To do - Identify all lines of the data containing the string "Amelia" and copy them.

Information shown -

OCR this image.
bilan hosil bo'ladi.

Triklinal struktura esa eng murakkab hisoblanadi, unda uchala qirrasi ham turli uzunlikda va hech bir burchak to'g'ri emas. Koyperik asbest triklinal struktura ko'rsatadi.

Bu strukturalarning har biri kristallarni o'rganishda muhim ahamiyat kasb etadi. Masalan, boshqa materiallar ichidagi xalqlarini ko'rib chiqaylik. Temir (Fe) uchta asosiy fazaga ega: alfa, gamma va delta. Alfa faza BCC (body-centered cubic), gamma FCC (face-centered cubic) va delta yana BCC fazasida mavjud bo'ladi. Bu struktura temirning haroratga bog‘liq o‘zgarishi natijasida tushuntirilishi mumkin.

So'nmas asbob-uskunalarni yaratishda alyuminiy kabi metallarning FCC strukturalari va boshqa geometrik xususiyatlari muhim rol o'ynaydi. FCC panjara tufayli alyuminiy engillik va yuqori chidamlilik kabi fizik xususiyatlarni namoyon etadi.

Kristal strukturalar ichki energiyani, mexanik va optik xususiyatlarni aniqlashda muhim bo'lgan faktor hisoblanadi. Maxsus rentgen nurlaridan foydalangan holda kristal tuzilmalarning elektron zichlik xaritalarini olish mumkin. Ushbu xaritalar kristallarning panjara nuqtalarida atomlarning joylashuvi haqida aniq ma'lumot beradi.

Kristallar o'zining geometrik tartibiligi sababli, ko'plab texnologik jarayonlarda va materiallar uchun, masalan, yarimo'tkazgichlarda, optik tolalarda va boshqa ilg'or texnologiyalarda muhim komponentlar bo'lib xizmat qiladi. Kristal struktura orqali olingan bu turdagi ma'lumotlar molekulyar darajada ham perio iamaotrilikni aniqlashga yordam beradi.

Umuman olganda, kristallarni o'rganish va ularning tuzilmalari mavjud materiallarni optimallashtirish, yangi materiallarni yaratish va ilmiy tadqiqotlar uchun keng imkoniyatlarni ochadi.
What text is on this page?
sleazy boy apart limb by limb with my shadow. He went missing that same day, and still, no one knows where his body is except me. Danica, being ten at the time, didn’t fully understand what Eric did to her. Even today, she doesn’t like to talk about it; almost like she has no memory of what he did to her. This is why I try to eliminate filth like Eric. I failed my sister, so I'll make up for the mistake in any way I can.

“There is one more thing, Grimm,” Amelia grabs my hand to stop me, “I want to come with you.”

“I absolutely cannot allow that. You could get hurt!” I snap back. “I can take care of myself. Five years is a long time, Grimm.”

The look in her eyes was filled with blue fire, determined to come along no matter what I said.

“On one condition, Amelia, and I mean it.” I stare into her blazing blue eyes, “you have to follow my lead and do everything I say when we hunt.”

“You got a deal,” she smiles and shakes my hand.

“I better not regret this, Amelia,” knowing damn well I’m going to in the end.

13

Solution for this task -
“There is one more thing, Grimm,” Amelia grabs my hand to stop me, “I want to come with you.”
“On one condition, Amelia, and I mean it.” I stare into her blazing blue eyes, “you have to follow my lead and do everything I say when we hunt.”
“I better not regret this, Amelia,” knowing damn well I’m going to in the end.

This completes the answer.